__INSTRUCTIONS FOR THE TASK__
Lines containing the string "Click" are to be counted; report only how many there are.

[Begin SUPPLIED DATA]

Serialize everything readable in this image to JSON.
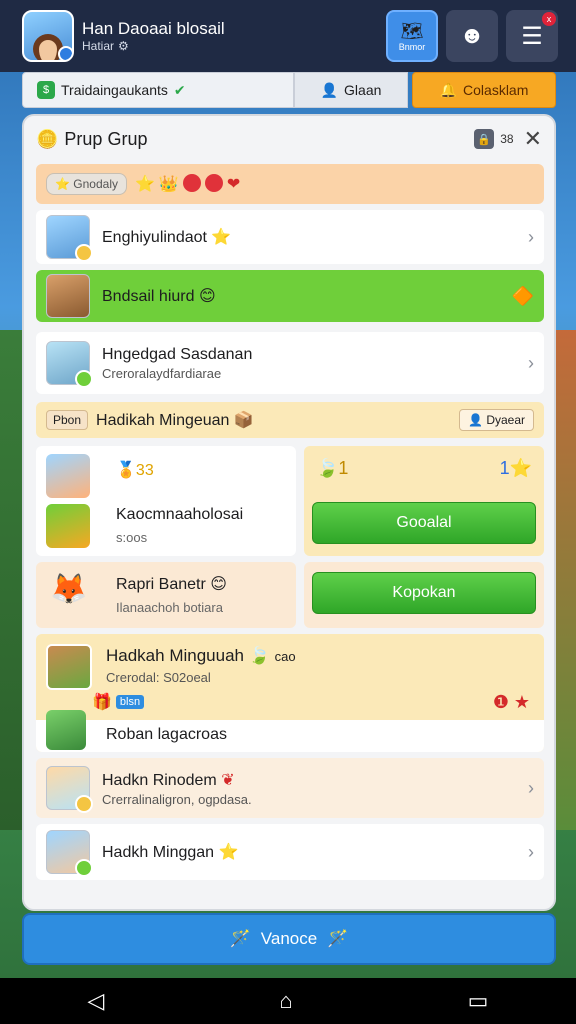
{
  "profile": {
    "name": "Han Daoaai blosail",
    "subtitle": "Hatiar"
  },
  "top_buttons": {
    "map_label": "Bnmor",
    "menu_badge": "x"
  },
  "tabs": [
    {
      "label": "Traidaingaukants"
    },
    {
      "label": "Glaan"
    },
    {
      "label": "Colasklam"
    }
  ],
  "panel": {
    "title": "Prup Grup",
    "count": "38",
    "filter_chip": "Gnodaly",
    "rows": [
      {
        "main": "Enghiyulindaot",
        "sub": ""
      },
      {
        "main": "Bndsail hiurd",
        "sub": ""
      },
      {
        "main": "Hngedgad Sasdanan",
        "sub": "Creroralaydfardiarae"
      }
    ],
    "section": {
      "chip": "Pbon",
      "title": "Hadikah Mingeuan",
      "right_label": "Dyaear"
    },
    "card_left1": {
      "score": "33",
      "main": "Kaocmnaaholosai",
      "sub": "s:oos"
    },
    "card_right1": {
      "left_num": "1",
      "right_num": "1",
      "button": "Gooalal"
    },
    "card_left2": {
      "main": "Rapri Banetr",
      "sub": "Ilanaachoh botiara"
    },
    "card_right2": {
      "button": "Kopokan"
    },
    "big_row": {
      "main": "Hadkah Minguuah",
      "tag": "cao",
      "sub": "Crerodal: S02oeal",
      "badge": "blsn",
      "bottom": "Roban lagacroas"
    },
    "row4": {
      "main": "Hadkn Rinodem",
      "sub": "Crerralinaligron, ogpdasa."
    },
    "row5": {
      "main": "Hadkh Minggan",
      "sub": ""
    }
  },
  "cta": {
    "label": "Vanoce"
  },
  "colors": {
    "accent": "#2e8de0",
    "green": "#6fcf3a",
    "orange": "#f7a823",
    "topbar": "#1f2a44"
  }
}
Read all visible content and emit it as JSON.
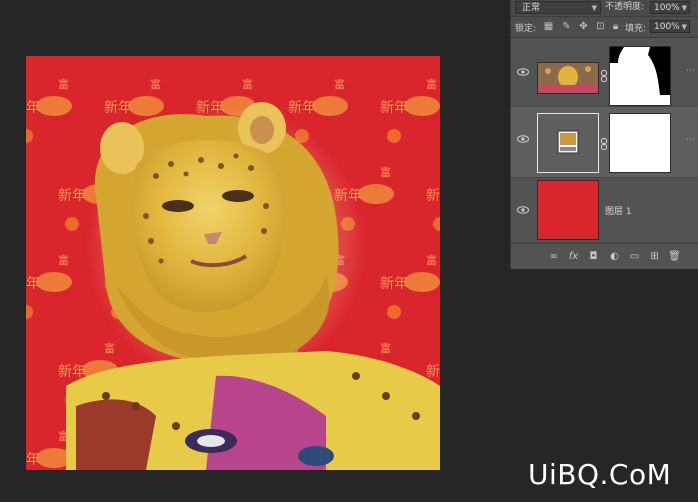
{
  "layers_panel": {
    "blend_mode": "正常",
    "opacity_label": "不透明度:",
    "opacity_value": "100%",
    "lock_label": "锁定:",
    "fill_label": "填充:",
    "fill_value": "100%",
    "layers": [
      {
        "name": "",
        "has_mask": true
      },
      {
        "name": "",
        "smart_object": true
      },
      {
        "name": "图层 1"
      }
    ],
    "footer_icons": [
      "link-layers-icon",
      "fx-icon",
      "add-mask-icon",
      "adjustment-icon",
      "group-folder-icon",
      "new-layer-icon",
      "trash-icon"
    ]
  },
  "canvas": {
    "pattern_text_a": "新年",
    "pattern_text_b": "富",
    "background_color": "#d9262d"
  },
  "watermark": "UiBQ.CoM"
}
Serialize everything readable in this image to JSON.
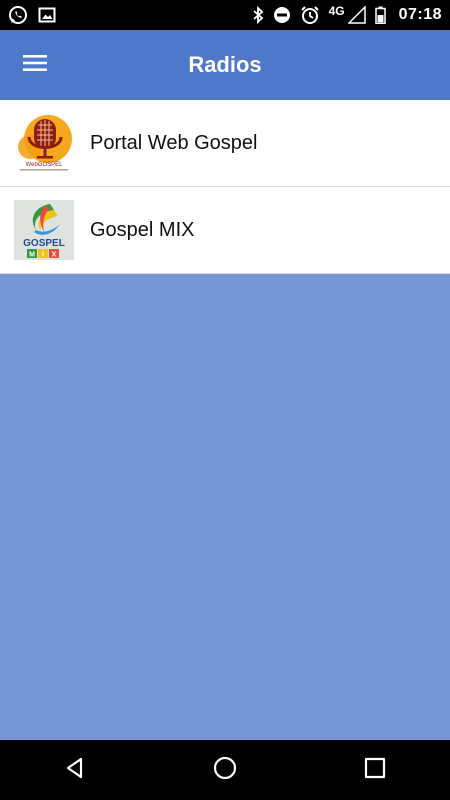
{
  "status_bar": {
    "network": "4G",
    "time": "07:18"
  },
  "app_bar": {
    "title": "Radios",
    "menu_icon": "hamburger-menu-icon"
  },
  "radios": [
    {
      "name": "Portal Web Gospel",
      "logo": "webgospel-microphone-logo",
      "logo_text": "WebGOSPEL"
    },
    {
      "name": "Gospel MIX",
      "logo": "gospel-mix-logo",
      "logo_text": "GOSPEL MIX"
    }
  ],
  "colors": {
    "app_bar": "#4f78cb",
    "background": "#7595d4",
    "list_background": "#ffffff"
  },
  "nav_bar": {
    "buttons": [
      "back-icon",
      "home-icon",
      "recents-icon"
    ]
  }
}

[End SUPPLIED DATA]
[Begin SUPPLIED DATA]

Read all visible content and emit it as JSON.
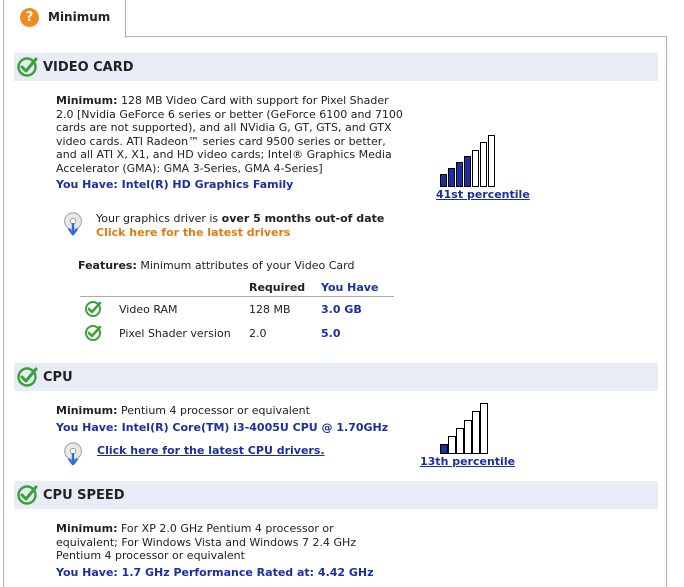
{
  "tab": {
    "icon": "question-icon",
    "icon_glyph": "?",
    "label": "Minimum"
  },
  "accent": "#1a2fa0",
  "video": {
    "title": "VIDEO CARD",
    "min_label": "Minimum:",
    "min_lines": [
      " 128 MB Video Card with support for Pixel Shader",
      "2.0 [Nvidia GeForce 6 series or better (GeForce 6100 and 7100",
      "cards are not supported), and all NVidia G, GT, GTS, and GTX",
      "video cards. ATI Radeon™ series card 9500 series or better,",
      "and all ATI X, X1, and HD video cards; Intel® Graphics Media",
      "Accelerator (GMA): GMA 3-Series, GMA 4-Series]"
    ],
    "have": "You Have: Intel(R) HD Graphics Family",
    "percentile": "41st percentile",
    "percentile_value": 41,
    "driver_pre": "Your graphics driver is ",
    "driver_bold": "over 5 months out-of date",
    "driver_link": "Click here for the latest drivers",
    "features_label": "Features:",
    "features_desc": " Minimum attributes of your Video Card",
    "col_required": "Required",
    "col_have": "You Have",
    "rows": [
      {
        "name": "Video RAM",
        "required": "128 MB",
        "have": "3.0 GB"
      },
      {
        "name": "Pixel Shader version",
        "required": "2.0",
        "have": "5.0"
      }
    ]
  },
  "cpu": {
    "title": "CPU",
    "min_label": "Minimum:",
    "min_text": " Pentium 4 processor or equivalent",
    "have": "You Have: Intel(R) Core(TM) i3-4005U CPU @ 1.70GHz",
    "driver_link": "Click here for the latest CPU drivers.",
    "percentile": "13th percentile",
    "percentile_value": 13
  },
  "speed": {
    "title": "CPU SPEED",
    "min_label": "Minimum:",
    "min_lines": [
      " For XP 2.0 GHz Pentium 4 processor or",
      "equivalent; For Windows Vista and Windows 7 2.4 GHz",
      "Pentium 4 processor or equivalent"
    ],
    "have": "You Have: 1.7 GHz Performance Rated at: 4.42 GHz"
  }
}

[End SUPPLIED DATA]

__CORRECT OUTPUT__
2